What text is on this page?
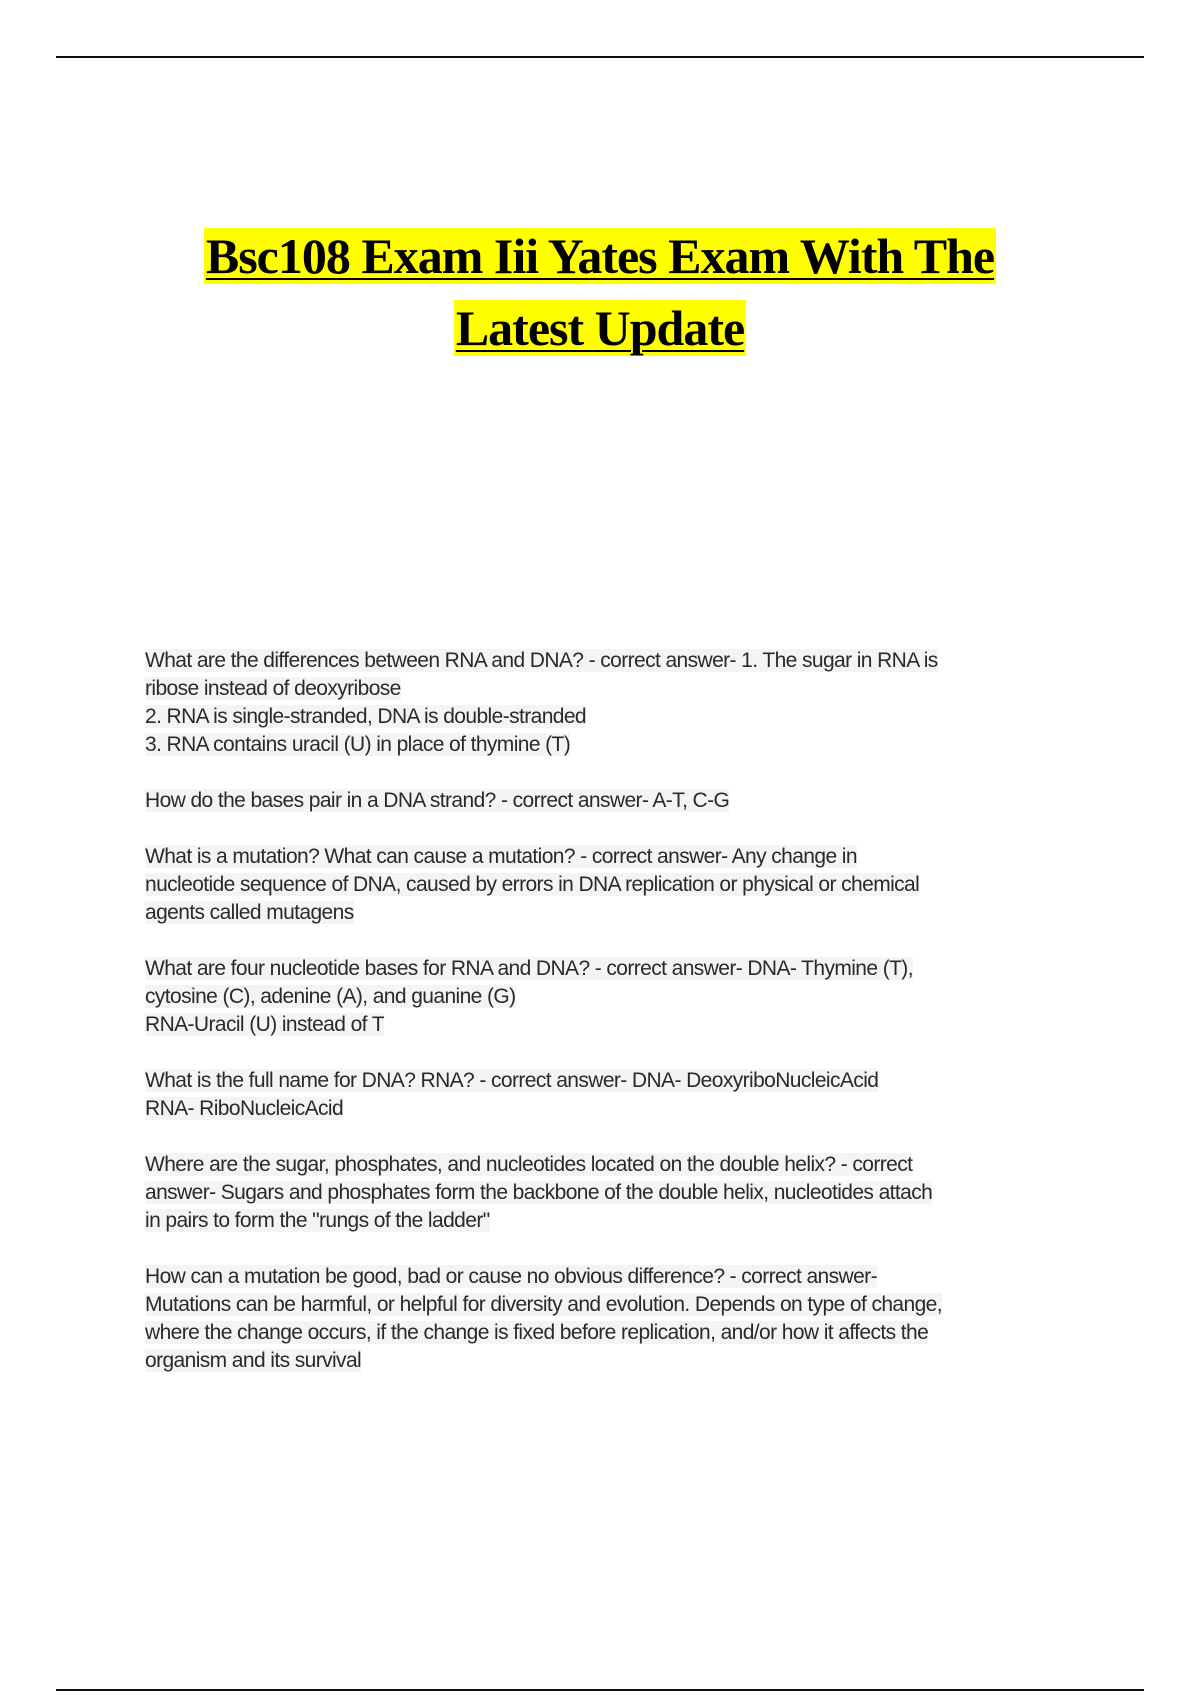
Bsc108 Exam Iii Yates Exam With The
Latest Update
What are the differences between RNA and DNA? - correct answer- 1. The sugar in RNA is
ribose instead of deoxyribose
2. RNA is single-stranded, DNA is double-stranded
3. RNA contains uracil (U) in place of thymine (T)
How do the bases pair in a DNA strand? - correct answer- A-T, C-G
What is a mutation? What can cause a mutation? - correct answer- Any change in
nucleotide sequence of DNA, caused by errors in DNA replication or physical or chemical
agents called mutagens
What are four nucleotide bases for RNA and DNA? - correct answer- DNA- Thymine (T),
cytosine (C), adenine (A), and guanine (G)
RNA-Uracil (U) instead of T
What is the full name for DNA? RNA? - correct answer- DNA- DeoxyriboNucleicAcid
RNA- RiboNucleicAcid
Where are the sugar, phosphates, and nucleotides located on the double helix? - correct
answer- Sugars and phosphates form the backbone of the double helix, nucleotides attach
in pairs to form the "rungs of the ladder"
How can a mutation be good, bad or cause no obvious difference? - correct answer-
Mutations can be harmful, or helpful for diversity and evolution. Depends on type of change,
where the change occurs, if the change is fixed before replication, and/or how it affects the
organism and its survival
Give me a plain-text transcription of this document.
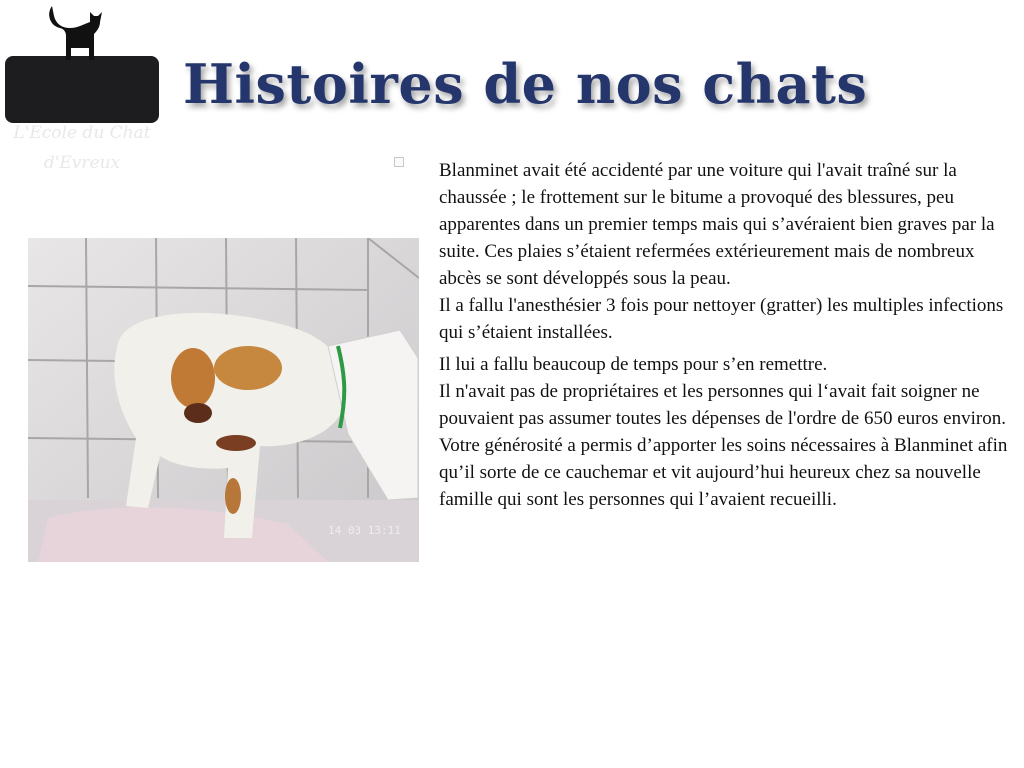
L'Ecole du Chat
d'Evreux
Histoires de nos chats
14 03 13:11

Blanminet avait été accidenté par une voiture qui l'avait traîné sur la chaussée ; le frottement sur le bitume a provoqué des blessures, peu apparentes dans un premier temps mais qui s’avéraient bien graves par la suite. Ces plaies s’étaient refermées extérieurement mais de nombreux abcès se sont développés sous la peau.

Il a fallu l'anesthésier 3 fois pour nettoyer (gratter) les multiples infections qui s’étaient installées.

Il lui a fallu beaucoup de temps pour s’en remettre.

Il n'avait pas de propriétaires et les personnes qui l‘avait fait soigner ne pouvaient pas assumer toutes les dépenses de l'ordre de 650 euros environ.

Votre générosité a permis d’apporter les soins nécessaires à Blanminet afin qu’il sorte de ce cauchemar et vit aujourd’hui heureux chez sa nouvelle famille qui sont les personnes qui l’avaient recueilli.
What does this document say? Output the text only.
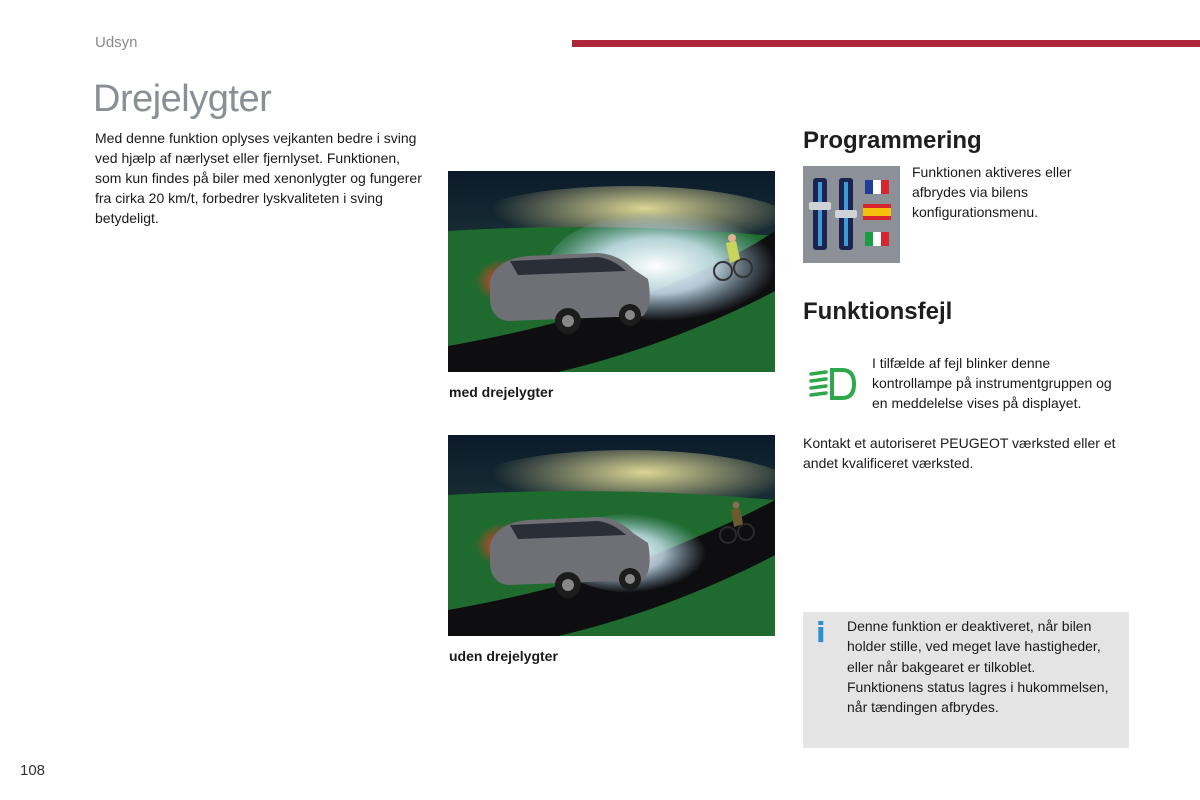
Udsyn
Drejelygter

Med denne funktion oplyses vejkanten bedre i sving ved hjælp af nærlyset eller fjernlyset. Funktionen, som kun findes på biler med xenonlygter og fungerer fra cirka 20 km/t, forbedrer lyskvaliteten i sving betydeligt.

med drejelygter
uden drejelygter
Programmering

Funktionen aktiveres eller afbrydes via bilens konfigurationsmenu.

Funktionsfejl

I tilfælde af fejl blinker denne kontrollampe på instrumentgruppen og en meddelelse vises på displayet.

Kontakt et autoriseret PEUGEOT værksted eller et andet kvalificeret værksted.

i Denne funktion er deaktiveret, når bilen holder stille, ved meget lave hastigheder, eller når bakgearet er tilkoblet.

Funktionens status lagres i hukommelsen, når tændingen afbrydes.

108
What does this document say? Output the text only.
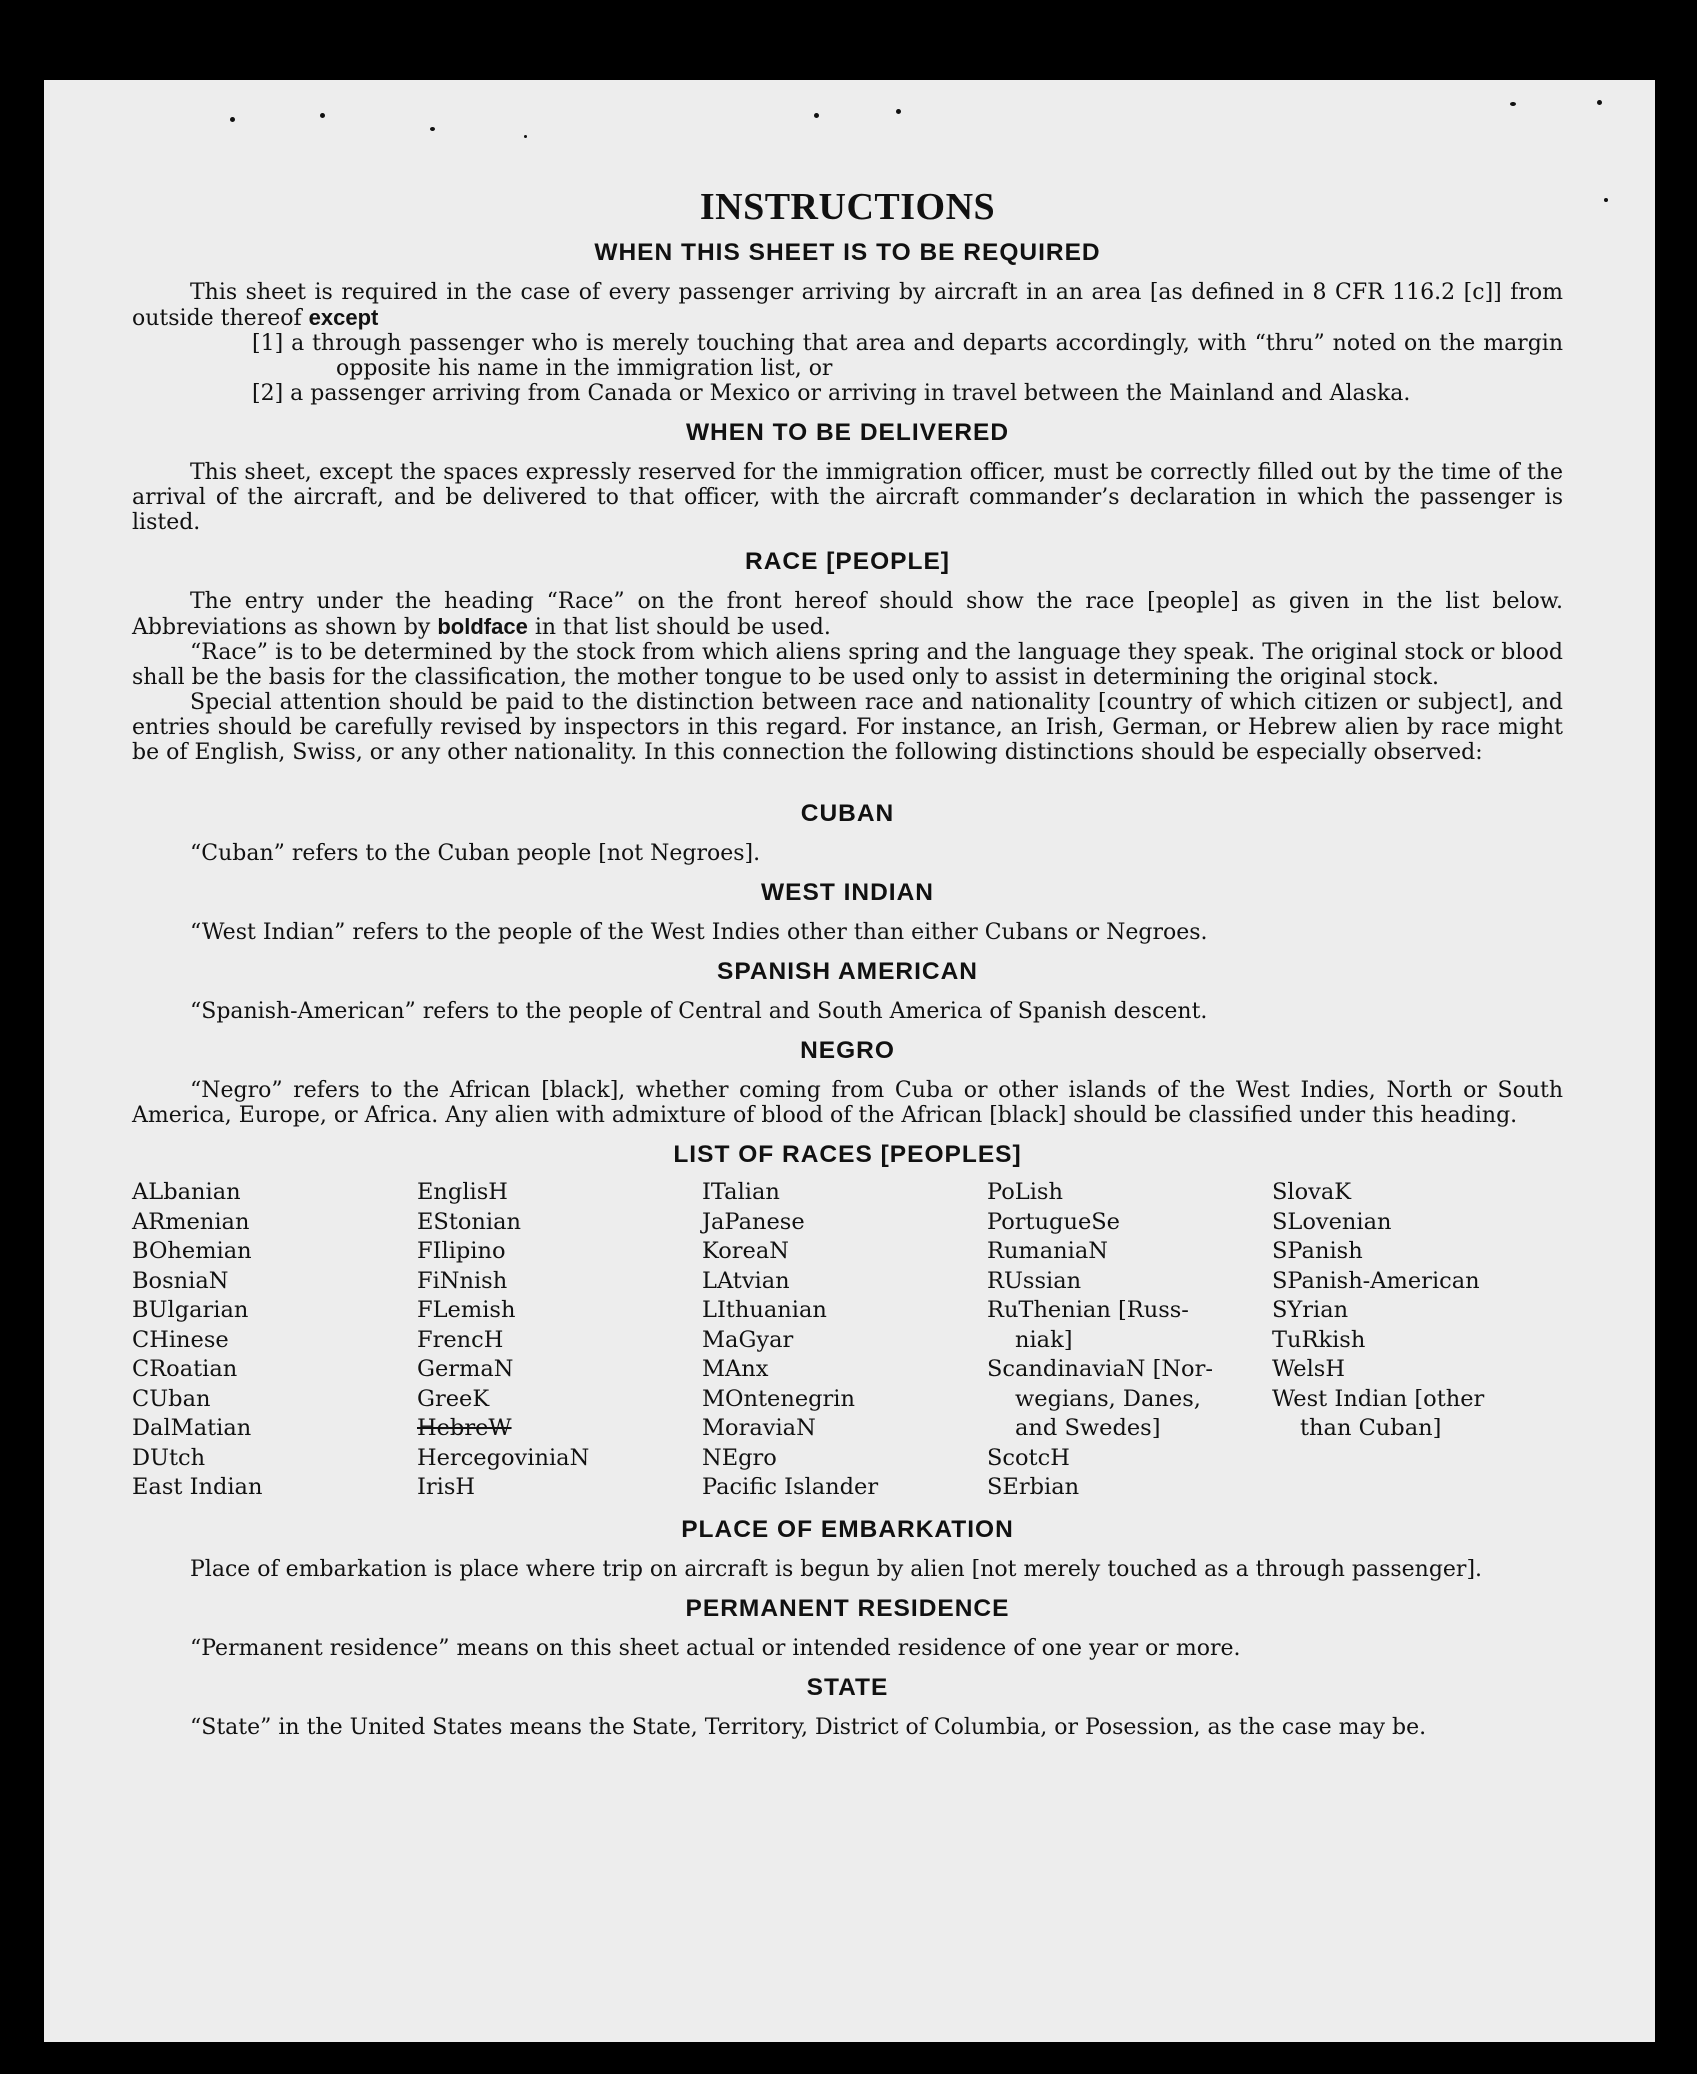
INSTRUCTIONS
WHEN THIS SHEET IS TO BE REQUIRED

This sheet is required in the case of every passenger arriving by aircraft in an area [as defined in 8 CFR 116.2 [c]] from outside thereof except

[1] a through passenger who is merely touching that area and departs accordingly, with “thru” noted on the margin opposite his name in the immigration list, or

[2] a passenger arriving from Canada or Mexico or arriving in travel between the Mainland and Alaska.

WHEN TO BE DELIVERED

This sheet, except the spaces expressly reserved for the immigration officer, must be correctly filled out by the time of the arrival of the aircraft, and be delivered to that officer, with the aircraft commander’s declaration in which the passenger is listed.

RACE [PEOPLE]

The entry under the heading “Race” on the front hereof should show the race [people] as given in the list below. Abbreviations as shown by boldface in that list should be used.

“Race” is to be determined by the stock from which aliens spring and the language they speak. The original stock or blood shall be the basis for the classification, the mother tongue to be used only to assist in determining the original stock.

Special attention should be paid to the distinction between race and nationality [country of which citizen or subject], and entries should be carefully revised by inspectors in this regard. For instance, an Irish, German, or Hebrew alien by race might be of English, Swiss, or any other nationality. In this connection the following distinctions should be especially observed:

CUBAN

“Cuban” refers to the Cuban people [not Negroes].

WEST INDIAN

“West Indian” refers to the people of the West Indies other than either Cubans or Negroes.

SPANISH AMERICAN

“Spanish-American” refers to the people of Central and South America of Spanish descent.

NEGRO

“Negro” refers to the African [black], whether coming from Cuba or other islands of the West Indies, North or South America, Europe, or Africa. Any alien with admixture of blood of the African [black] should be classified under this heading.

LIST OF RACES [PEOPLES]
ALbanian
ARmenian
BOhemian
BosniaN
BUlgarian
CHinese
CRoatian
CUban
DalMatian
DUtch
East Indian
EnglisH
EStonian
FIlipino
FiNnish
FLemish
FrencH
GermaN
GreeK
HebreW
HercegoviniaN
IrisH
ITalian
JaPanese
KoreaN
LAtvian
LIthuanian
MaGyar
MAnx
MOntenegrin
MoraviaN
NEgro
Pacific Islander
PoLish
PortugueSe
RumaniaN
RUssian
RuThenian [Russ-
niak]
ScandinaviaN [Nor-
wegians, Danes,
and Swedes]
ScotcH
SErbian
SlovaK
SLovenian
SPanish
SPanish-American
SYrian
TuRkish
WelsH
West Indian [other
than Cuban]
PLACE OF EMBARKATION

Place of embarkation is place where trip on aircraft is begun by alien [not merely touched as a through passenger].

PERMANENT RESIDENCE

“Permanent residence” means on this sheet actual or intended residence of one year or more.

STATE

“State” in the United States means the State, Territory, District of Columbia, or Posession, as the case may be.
------
▶ [Directive] Using the listing, copy every line where the word "than" shows up.

▶ [Answer to this problem]
“West Indian” refers to the people of the West Indies other than either Cubans or Negroes.
than Cuban]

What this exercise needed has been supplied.